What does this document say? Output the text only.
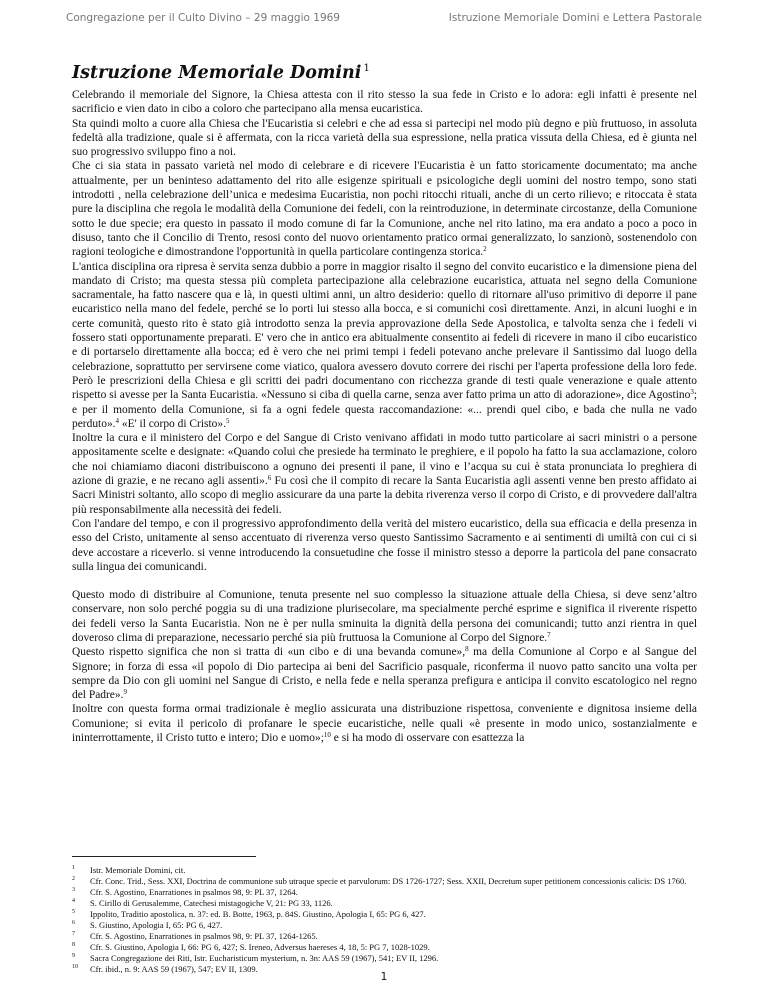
Congregazione per il Culto Divino – 29 maggio 1969	Istruzione Memoriale Domini e Lettera Pastorale
Istruzione Memoriale Domini $^1$

Celebrando il memoriale del Signore, la Chiesa attesta con il rito stesso la sua fede in Cristo e lo adora: egli infatti è presente nel sacrificio e vien dato in cibo a coloro che partecipano alla mensa eucaristica.

Sta quindi molto a cuore alla Chiesa che l'Eucaristia si celebri e che ad essa si partecipi nel modo più degno e più fruttuoso, in assoluta fedeltà alla tradizione, quale si è affermata, con la ricca varietà della sua espressione, nella pratica vissuta della Chiesa, ed è giunta nel suo progressivo sviluppo fino a noi.

Che ci sia stata in passato varietà nel modo di celebrare e di ricevere l'Eucaristia è un fatto storicamente documentato; ma anche attualmente, per un beninteso adattamento del rito alle esigenze spirituali e psicologiche degli uomini del nostro tempo, sono stati introdotti , nella celebrazione dell’unica e medesima Eucaristia, non pochi ritocchi rituali, anche di un certo rilievo; e ritoccata è stata pure la disciplina che regola le modalità della Comunione dei fedeli, con la reintroduzione, in determinate circostanze, della Comunione sotto le due specie; era questo in passato il modo comune di far la Comunione, anche nel rito latino, ma era andato a poco a poco in disuso, tanto che il Concilio di Trento, resosi conto del nuovo orientamento pratico ormai generalizzato, lo sanzionò, sostenendolo con ragioni teologiche e dimostrandone l'opportunità in quella particolare contingenza storica.$^2$

L'antica disciplina ora ripresa è servita senza dubbio a porre in maggior risalto il segno del convito eucaristico e la dimensione piena del mandato di Cristo; ma questa stessa più completa partecipazione alla celebrazione eucaristica, attuata nel segno della Comunione sacramentale, ha fatto nascere qua e là, in questi ultimi anni, un altro desiderio: quello di ritornare all'uso primitivo di deporre il pane eucaristico nella mano del fedele, perché se lo porti lui stesso alla bocca, e si comunichi così direttamente. Anzi, in alcuni luoghi e in certe comunità, questo rito è stato già introdotto senza la previa approvazione della Sede Apostolica, e talvolta senza che i fedeli vi fossero stati opportunamente preparati. E' vero che in antico era abitualmente consentito ai fedeli di ricevere in mano il cibo eucaristico e di portarselo direttamente alla bocca; ed è vero che nei primi tempi i fedeli potevano anche prelevare il Santissimo dal luogo della celebrazione, soprattutto per servirsene come viatico, qualora avessero dovuto correre dei rischi per l'aperta professione della loro fede. Però le prescrizioni della Chiesa e gli scritti dei padri documentano con ricchezza grande di testi quale venerazione e quale attento rispetto si avesse per la Santa Eucaristia. «Nessuno si ciba di quella carne, senza aver fatto prima un atto di adorazione», dice Agostino$^3$; e per il momento della Comunione, si fa a ogni fedele questa raccomandazione: «... prendi quel cibo, e bada che nulla ne vado perduto».$^4$ «E' il corpo di Cristo».$^5$

Inoltre la cura e il ministero del Corpo e del Sangue di Cristo venivano affidati in modo tutto particolare ai sacri ministri o a persone appositamente scelte e designate: «Quando colui che presiede ha terminato le preghiere, e il popolo ha fatto la sua acclamazione, coloro che noi chiamiamo diaconi distribuiscono a ognuno dei presenti il pane, il vino e l’acqua su cui è stata pronunciata lo preghiera di azione di grazie, e ne recano agli assenti».$^6$ Fu così che il compito di recare la Santa Eucaristia agli assenti venne ben presto affidato ai Sacri Ministri soltanto, allo scopo di meglio assicurare da una parte la debita riverenza verso il corpo di Cristo, e di provvedere dall'altra più responsabilmente alla necessità dei fedeli.

Con l'andare del tempo, e con il progressivo approfondimento della verità del mistero eucaristico, della sua efficacia e della presenza in esso del Cristo, unitamente al senso accentuato di riverenza verso questo Santissimo Sacramento e ai sentimenti di umiltà con cui ci si deve accostare a riceverlo. si venne introducendo la consuetudine che fosse il ministro stesso a deporre la particola del pane consacrato sulla lingua dei comunicandi.

Questo modo di distribuire al Comunione, tenuta presente nel suo complesso la situazione attuale della Chiesa, si deve senz’altro conservare, non solo perché poggia su di una tradizione plurisecolare, ma specialmente perché esprime e significa il riverente rispetto dei fedeli verso la Santa Eucaristia. Non ne è per nulla sminuita la dignità della persona dei comunicandi; tutto anzi rientra in quel doveroso clima di preparazione, necessario perché sia più fruttuosa la Comunione al Corpo del Signore.$^7$

Questo rispetto significa che non si tratta di «un cibo e di una bevanda comune»,$^8$ ma della Comunione al Corpo e al Sangue del Signore; in forza di essa «il popolo di Dio partecipa ai beni del Sacrificio pasquale, riconferma il nuovo patto sancito una volta per sempre da Dio con gli uomini nel Sangue di Cristo, e nella fede e nella speranza prefigura e anticipa il convito escatologico nel regno del Padre».$^9$

Inoltre con questa forma ormai tradizionale è meglio assicurata una distribuzione rispettosa, conveniente e dignitosa insieme della Comunione; si evita il pericolo di profanare le specie eucaristiche, nelle quali «è presente in modo unico, sostanzialmente e ininterrottamente, il Cristo tutto e intero; Dio e uomo»;$^{10}$ e si ha modo di osservare con esattezza la

1 Istr. Memoriale Domini, cit.
2 Cfr. Conc. Trid., Sess. XXI, Doctrina de communione sub utraque specie et parvulorum: DS 1726-1727; Sess. XXII, Decretum super petitionem concessionis calicis: DS 1760.
3 Cfr. S. Agostino, Enarrationes in psalmos 98, 9: PL 37, 1264.
4 S. Cirillo di Gerusalemme, Catechesi mistagogiche V, 21: PG 33, 1126.
5 Ippolito, Traditio apostolica, n. 37: ed. B. Botte, 1963, p. 84S. Giustino, Apologia I, 65: PG 6, 427.
6 S. Giustino, Apologia I, 65: PG 6, 427.
7 Cfr. S. Agostino, Enarrationes in psalmos 98, 9: PL 37, 1264-1265.
8 Cfr. S. Giustino, Apologia I, 66: PG 6, 427; S. Ireneo, Adversus haereses 4, 18, 5: PG 7, 1028-1029.
9 Sacra Congregazione dei Riti, Istr. Eucharisticum mysterium, n. 3n: AAS 59 (1967), 541; EV II, 1296.
10 Cfr. ibid., n. 9: AAS 59 (1967), 547; EV II, 1309.
1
::::::::
Task objective:
From the entries above, output every line exactly and omit any image.

The answer:
What does this document say? Output the text only.
Congregazione per il Culto Divino – 29 maggio 1969	Istruzione Memoriale Domini e Lettera Pastorale
Istruzione Memoriale Domini $^1$

Celebrando il memoriale del Signore, la Chiesa attesta con il rito stesso la sua fede in Cristo e lo adora: egli infatti è presente nel sacrificio e vien dato in cibo a coloro che partecipano alla mensa eucaristica.

Sta quindi molto a cuore alla Chiesa che l'Eucaristia si celebri e che ad essa si partecipi nel modo più degno e più fruttuoso, in assoluta fedeltà alla tradizione, quale si è affermata, con la ricca varietà della sua espressione, nella pratica vissuta della Chiesa, ed è giunta nel suo progressivo sviluppo fino a noi.

Che ci sia stata in passato varietà nel modo di celebrare e di ricevere l'Eucaristia è un fatto storicamente documentato; ma anche attualmente, per un beninteso adattamento del rito alle esigenze spirituali e psicologiche degli uomini del nostro tempo, sono stati introdotti , nella celebrazione dell’unica e medesima Eucaristia, non pochi ritocchi rituali, anche di un certo rilievo; e ritoccata è stata pure la disciplina che regola le modalità della Comunione dei fedeli, con la reintroduzione, in determinate circostanze, della Comunione sotto le due specie; era questo in passato il modo comune di far la Comunione, anche nel rito latino, ma era andato a poco a poco in disuso, tanto che il Concilio di Trento, resosi conto del nuovo orientamento pratico ormai generalizzato, lo sanzionò, sostenendolo con ragioni teologiche e dimostrandone l'opportunità in quella particolare contingenza storica.$^2$

L'antica disciplina ora ripresa è servita senza dubbio a porre in maggior risalto il segno del convito eucaristico e la dimensione piena del mandato di Cristo; ma questa stessa più completa partecipazione alla celebrazione eucaristica, attuata nel segno della Comunione sacramentale, ha fatto nascere qua e là, in questi ultimi anni, un altro desiderio: quello di ritornare all'uso primitivo di deporre il pane eucaristico nella mano del fedele, perché se lo porti lui stesso alla bocca, e si comunichi così direttamente. Anzi, in alcuni luoghi e in certe comunità, questo rito è stato già introdotto senza la previa approvazione della Sede Apostolica, e talvolta senza che i fedeli vi fossero stati opportunamente preparati. E' vero che in antico era abitualmente consentito ai fedeli di ricevere in mano il cibo eucaristico e di portarselo direttamente alla bocca; ed è vero che nei primi tempi i fedeli potevano anche prelevare il Santissimo dal luogo della celebrazione, soprattutto per servirsene come viatico, qualora avessero dovuto correre dei rischi per l'aperta professione della loro fede. Però le prescrizioni della Chiesa e gli scritti dei padri documentano con ricchezza grande di testi quale venerazione e quale attento rispetto si avesse per la Santa Eucaristia. «Nessuno si ciba di quella carne, senza aver fatto prima un atto di adorazione», dice Agostino$^3$; e per il momento della Comunione, si fa a ogni fedele questa raccomandazione: «... prendi quel cibo, e bada che nulla ne vado perduto».$^4$ «E' il corpo di Cristo».$^5$

Inoltre la cura e il ministero del Corpo e del Sangue di Cristo venivano affidati in modo tutto particolare ai sacri ministri o a persone appositamente scelte e designate: «Quando colui che presiede ha terminato le preghiere, e il popolo ha fatto la sua acclamazione, coloro che noi chiamiamo diaconi distribuiscono a ognuno dei presenti il pane, il vino e l’acqua su cui è stata pronunciata lo preghiera di azione di grazie, e ne recano agli assenti».$^6$ Fu così che il compito di recare la Santa Eucaristia agli assenti venne ben presto affidato ai Sacri Ministri soltanto, allo scopo di meglio assicurare da una parte la debita riverenza verso il corpo di Cristo, e di provvedere dall'altra più responsabilmente alla necessità dei fedeli.

Con l'andare del tempo, e con il progressivo approfondimento della verità del mistero eucaristico, della sua efficacia e della presenza in esso del Cristo, unitamente al senso accentuato di riverenza verso questo Santissimo Sacramento e ai sentimenti di umiltà con cui ci si deve accostare a riceverlo. si venne introducendo la consuetudine che fosse il ministro stesso a deporre la particola del pane consacrato sulla lingua dei comunicandi.

Questo modo di distribuire al Comunione, tenuta presente nel suo complesso la situazione attuale della Chiesa, si deve senz’altro conservare, non solo perché poggia su di una tradizione plurisecolare, ma specialmente perché esprime e significa il riverente rispetto dei fedeli verso la Santa Eucaristia. Non ne è per nulla sminuita la dignità della persona dei comunicandi; tutto anzi rientra in quel doveroso clima di preparazione, necessario perché sia più fruttuosa la Comunione al Corpo del Signore.$^7$

Questo rispetto significa che non si tratta di «un cibo e di una bevanda comune»,$^8$ ma della Comunione al Corpo e al Sangue del Signore; in forza di essa «il popolo di Dio partecipa ai beni del Sacrificio pasquale, riconferma il nuovo patto sancito una volta per sempre da Dio con gli uomini nel Sangue di Cristo, e nella fede e nella speranza prefigura e anticipa il convito escatologico nel regno del Padre».$^9$

Inoltre con questa forma ormai tradizionale è meglio assicurata una distribuzione rispettosa, conveniente e dignitosa insieme della Comunione; si evita il pericolo di profanare le specie eucaristiche, nelle quali «è presente in modo unico, sostanzialmente e ininterrottamente, il Cristo tutto e intero; Dio e uomo»;$^{10}$ e si ha modo di osservare con esattezza la

1 Istr. Memoriale Domini, cit.
2 Cfr. Conc. Trid., Sess. XXI, Doctrina de communione sub utraque specie et parvulorum: DS 1726-1727; Sess. XXII, Decretum super petitionem concessionis calicis: DS 1760.
3 Cfr. S. Agostino, Enarrationes in psalmos 98, 9: PL 37, 1264.
4 S. Cirillo di Gerusalemme, Catechesi mistagogiche V, 21: PG 33, 1126.
5 Ippolito, Traditio apostolica, n. 37: ed. B. Botte, 1963, p. 84S. Giustino, Apologia I, 65: PG 6, 427.
6 S. Giustino, Apologia I, 65: PG 6, 427.
7 Cfr. S. Agostino, Enarrationes in psalmos 98, 9: PL 37, 1264-1265.
8 Cfr. S. Giustino, Apologia I, 66: PG 6, 427; S. Ireneo, Adversus haereses 4, 18, 5: PG 7, 1028-1029.
9 Sacra Congregazione dei Riti, Istr. Eucharisticum mysterium, n. 3n: AAS 59 (1967), 541; EV II, 1296.
10 Cfr. ibid., n. 9: AAS 59 (1967), 547; EV II, 1309.
1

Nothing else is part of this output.